**INSTRUCTIONS TO FOLLOW:** Where a line holds the string "values", return that line.

**Records from a data source:**
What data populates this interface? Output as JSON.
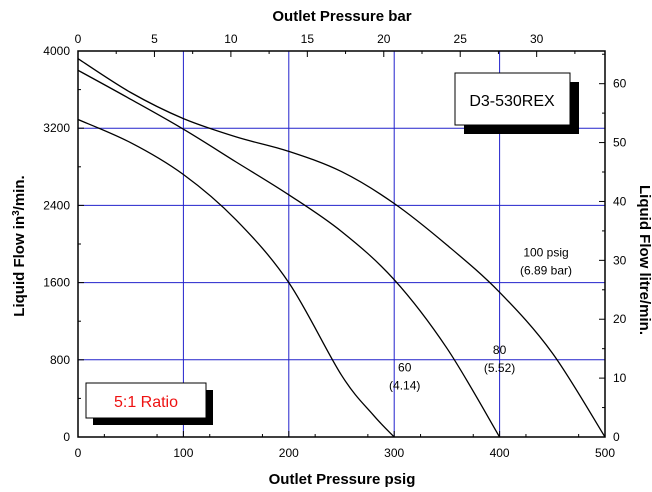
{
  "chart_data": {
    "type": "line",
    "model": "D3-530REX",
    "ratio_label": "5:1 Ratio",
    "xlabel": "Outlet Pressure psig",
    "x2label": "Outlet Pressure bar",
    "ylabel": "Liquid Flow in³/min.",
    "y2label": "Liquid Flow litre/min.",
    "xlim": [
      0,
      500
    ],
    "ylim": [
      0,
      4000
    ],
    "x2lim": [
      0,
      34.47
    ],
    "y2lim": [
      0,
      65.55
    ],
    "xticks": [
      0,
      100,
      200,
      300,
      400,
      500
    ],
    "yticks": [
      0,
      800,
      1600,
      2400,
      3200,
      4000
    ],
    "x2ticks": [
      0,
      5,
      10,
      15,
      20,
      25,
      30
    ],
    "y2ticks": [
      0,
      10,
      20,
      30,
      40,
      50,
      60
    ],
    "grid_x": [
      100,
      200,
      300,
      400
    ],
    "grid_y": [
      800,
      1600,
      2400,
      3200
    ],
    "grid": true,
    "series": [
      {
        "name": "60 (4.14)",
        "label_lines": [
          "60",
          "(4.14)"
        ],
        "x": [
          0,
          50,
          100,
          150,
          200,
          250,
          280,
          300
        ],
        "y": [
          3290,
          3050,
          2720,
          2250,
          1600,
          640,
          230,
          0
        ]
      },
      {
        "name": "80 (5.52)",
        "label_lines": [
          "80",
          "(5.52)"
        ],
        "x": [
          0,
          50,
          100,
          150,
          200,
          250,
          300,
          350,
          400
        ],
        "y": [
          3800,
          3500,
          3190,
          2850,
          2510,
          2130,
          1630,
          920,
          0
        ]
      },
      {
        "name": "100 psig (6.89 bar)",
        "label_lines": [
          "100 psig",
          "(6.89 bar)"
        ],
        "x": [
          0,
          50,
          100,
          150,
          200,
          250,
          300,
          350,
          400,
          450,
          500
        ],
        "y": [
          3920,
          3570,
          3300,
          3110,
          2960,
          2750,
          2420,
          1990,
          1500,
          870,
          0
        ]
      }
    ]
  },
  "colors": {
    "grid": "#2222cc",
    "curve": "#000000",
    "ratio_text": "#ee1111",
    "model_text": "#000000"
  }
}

* * *

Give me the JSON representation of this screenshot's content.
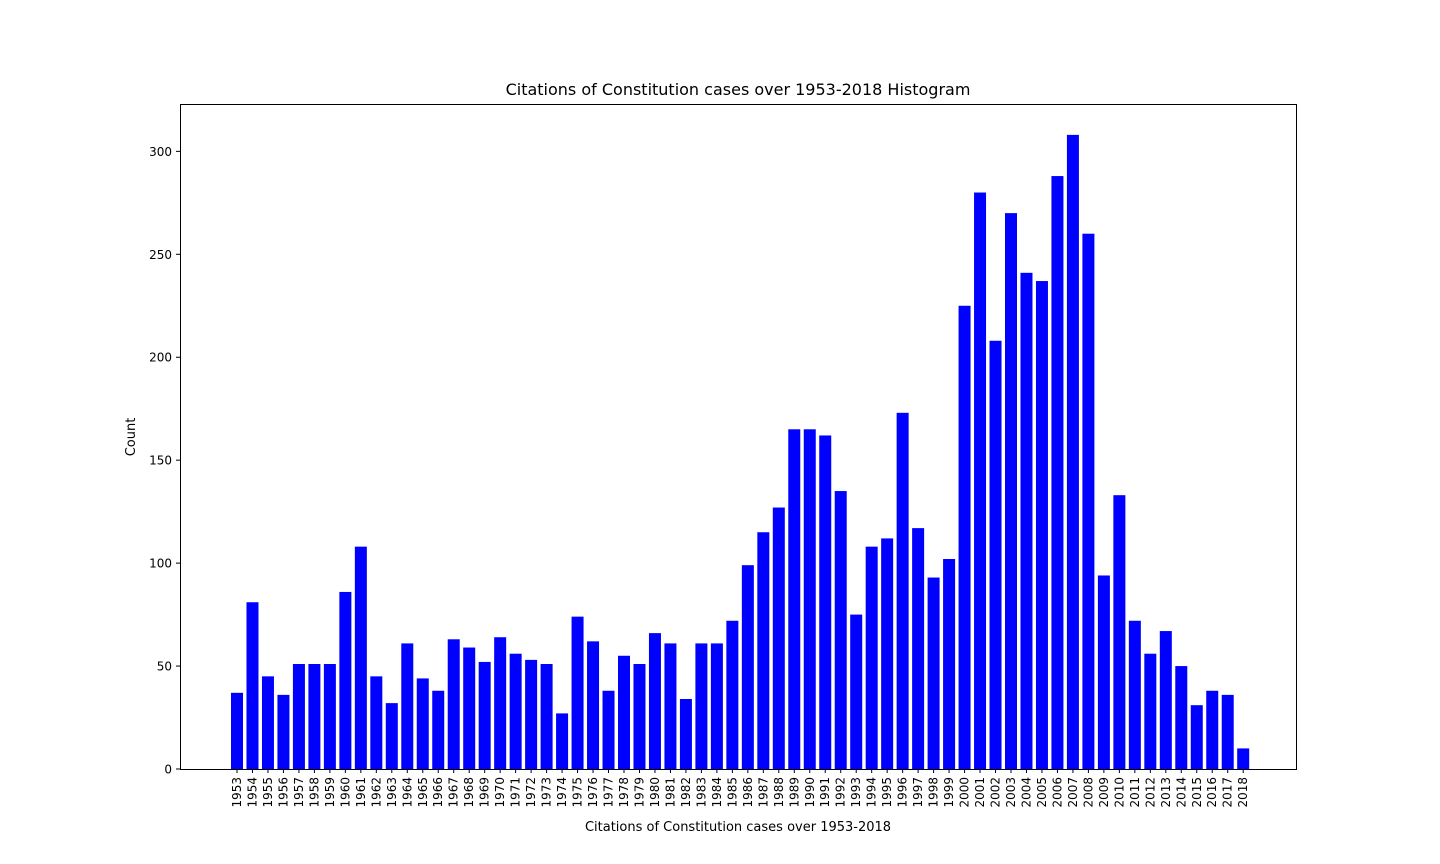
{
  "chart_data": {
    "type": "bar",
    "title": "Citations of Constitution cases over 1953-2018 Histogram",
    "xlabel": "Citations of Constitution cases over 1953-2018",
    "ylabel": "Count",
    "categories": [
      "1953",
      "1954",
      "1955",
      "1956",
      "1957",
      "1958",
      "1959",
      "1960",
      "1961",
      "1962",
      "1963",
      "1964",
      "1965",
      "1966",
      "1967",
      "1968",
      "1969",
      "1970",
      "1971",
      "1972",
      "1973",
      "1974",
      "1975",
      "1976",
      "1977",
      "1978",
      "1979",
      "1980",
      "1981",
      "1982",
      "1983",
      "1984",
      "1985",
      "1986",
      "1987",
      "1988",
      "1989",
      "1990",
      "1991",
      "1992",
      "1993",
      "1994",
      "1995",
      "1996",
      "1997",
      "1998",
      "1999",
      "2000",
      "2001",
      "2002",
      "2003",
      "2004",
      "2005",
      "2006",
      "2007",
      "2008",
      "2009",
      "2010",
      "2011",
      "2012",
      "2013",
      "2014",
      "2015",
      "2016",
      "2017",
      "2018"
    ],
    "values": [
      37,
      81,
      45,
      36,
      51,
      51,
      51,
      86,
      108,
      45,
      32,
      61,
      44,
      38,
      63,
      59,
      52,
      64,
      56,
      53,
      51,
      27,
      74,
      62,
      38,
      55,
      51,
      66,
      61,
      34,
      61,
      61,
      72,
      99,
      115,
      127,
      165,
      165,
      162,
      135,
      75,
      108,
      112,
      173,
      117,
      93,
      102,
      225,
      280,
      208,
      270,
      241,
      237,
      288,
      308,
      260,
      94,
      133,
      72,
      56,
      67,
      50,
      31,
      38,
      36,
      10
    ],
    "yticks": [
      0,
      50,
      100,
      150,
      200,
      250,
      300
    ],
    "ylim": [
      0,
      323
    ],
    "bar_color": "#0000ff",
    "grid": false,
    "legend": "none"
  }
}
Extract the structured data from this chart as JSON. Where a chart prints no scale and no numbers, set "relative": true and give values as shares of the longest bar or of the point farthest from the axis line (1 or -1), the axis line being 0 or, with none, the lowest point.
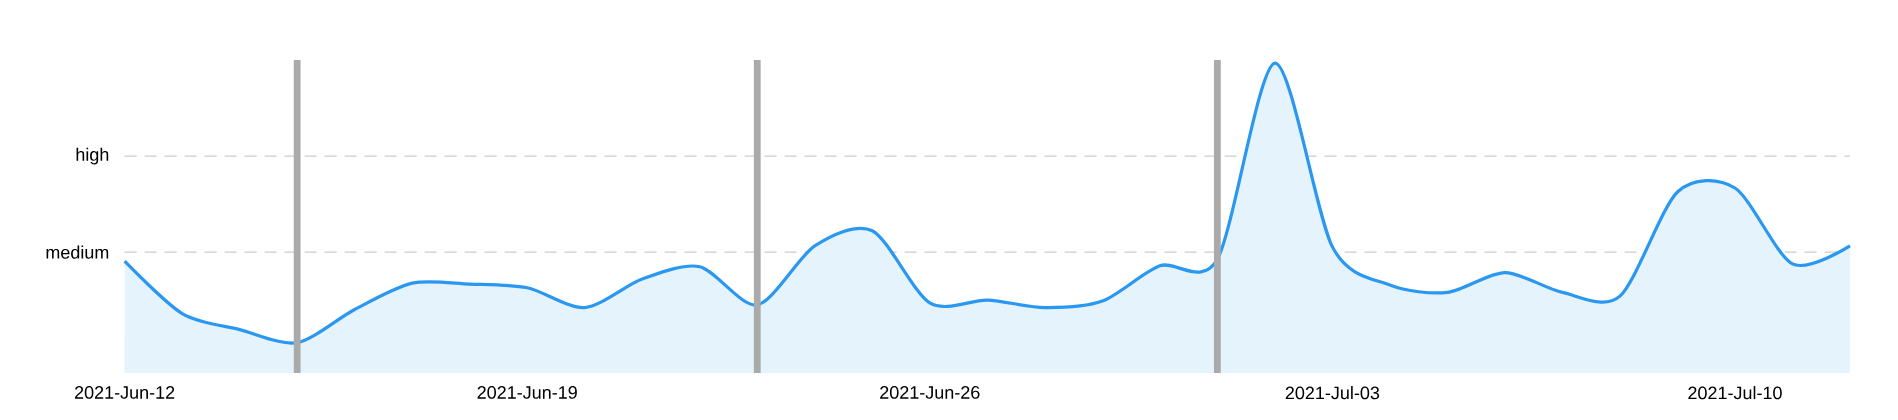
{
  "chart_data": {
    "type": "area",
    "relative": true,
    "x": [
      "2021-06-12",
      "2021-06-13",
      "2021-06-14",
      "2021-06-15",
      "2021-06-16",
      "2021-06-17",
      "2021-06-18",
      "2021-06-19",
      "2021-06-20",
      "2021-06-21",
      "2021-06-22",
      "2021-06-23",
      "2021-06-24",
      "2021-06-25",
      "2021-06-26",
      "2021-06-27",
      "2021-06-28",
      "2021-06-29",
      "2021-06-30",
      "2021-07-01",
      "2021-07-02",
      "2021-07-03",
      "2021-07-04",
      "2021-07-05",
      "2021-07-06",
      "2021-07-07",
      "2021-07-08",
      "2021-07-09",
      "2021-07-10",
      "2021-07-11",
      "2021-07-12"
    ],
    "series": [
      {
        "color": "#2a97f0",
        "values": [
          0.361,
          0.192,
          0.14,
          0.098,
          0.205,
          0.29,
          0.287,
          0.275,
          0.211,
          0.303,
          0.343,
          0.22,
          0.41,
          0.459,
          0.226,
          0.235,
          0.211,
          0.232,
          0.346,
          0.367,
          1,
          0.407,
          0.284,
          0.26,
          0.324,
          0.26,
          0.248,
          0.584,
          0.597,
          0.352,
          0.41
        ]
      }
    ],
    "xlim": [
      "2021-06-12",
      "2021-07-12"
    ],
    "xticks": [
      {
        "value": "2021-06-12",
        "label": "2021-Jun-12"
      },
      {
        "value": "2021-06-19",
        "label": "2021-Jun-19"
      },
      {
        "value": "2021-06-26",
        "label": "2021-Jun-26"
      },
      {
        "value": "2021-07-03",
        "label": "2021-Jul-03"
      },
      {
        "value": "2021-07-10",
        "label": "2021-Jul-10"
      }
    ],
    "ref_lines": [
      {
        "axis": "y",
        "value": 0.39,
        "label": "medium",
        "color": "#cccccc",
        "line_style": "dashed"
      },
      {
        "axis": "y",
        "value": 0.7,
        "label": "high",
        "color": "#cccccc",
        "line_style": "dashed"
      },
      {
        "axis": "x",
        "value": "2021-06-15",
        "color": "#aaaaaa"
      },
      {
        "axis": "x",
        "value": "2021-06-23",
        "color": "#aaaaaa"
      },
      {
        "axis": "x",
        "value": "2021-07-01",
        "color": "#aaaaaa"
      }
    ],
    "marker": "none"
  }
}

**SOLUTION FOR THIS PROBLEM:**
    "values": [
Extract the structured data from this chart as JSON. Where a chart prints no scale and no numbers, set "relative": true and give values as shares of the longest bar or of the point farthest from the axis line (1 or -1), the axis line being 0 or, with none, the lowest point.
        "values": [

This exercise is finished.